>>>>>

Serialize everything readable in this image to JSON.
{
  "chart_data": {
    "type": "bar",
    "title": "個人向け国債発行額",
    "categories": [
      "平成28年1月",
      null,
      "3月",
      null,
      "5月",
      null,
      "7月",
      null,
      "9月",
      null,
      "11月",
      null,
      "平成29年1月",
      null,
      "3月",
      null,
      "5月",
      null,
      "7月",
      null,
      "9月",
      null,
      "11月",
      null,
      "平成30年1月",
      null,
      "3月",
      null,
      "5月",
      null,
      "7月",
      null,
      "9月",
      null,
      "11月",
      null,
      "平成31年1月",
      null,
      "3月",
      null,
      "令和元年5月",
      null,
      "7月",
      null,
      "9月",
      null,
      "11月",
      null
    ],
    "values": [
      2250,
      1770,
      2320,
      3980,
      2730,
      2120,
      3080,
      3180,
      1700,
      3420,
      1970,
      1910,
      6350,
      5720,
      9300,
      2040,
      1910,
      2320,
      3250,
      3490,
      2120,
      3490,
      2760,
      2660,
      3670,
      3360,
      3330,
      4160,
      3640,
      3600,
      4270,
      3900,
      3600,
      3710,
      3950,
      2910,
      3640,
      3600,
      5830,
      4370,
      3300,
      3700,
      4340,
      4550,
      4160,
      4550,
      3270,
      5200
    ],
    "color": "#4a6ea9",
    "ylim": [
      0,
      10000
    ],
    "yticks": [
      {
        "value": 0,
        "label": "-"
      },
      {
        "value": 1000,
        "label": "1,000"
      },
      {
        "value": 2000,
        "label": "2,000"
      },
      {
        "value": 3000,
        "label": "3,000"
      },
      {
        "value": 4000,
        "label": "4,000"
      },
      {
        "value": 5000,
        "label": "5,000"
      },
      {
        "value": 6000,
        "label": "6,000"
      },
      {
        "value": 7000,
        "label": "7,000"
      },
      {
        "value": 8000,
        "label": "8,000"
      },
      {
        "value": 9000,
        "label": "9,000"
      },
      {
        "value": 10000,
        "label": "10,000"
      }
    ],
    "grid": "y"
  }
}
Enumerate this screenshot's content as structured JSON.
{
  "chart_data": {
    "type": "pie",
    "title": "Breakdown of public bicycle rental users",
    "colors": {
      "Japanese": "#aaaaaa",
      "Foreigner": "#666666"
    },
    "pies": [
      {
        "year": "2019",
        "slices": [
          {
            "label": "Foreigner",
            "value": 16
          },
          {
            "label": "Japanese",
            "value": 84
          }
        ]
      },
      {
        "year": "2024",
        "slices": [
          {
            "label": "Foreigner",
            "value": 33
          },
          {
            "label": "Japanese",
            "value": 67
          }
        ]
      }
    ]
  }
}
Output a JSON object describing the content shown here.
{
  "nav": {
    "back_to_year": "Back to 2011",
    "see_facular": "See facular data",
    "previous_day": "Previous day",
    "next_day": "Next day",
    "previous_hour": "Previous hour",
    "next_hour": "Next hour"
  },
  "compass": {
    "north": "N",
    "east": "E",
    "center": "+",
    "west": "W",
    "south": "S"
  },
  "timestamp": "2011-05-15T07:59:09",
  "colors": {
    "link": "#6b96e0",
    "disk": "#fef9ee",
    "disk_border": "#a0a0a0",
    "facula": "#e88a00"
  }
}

<<<<<

Exercise directions:
Quote the data in full, keeping each word unchanged.

Solution to the problem:
Serialize everything readable in this image to JSON.
{
  "chart_data": {
    "type": "bar",
    "title": "個人向け国債発行額",
    "categories": [
      "平成28年1月",
      null,
      "3月",
      null,
      "5月",
      null,
      "7月",
      null,
      "9月",
      null,
      "11月",
      null,
      "平成29年1月",
      null,
      "3月",
      null,
      "5月",
      null,
      "7月",
      null,
      "9月",
      null,
      "11月",
      null,
      "平成30年1月",
      null,
      "3月",
      null,
      "5月",
      null,
      "7月",
      null,
      "9月",
      null,
      "11月",
      null,
      "平成31年1月",
      null,
      "3月",
      null,
      "令和元年5月",
      null,
      "7月",
      null,
      "9月",
      null,
      "11月",
      null
    ],
    "values": [
      2250,
      1770,
      2320,
      3980,
      2730,
      2120,
      3080,
      3180,
      1700,
      3420,
      1970,
      1910,
      6350,
      5720,
      9300,
      2040,
      1910,
      2320,
      3250,
      3490,
      2120,
      3490,
      2760,
      2660,
      3670,
      3360,
      3330,
      4160,
      3640,
      3600,
      4270,
      3900,
      3600,
      3710,
      3950,
      2910,
      3640,
      3600,
      5830,
      4370,
      3300,
      3700,
      4340,
      4550,
      4160,
      4550,
      3270,
      5200
    ],
    "color": "#4a6ea9",
    "ylim": [
      0,
      10000
    ],
    "yticks": [
      {
        "value": 0,
        "label": "-"
      },
      {
        "value": 1000,
        "label": "1,000"
      },
      {
        "value": 2000,
        "label": "2,000"
      },
      {
        "value": 3000,
        "label": "3,000"
      },
      {
        "value": 4000,
        "label": "4,000"
      },
      {
        "value": 5000,
        "label": "5,000"
      },
      {
        "value": 6000,
        "label": "6,000"
      },
      {
        "value": 7000,
        "label": "7,000"
      },
      {
        "value": 8000,
        "label": "8,000"
      },
      {
        "value": 9000,
        "label": "9,000"
      },
      {
        "value": 10000,
        "label": "10,000"
      }
    ],
    "grid": "y"
  }
}
Enumerate this screenshot's content as structured JSON.
{
  "chart_data": {
    "type": "pie",
    "title": "Breakdown of public bicycle rental users",
    "colors": {
      "Japanese": "#aaaaaa",
      "Foreigner": "#666666"
    },
    "pies": [
      {
        "year": "2019",
        "slices": [
          {
            "label": "Foreigner",
            "value": 16
          },
          {
            "label": "Japanese",
            "value": 84
          }
        ]
      },
      {
        "year": "2024",
        "slices": [
          {
            "label": "Foreigner",
            "value": 33
          },
          {
            "label": "Japanese",
            "value": 67
          }
        ]
      }
    ]
  }
}
Output a JSON object describing the content shown here.
{
  "nav": {
    "back_to_year": "Back to 2011",
    "see_facular": "See facular data",
    "previous_day": "Previous day",
    "next_day": "Next day",
    "previous_hour": "Previous hour",
    "next_hour": "Next hour"
  },
  "compass": {
    "north": "N",
    "east": "E",
    "center": "+",
    "west": "W",
    "south": "S"
  },
  "timestamp": "2011-05-15T07:59:09",
  "colors": {
    "link": "#6b96e0",
    "disk": "#fef9ee",
    "disk_border": "#a0a0a0",
    "facula": "#e88a00"
  }
}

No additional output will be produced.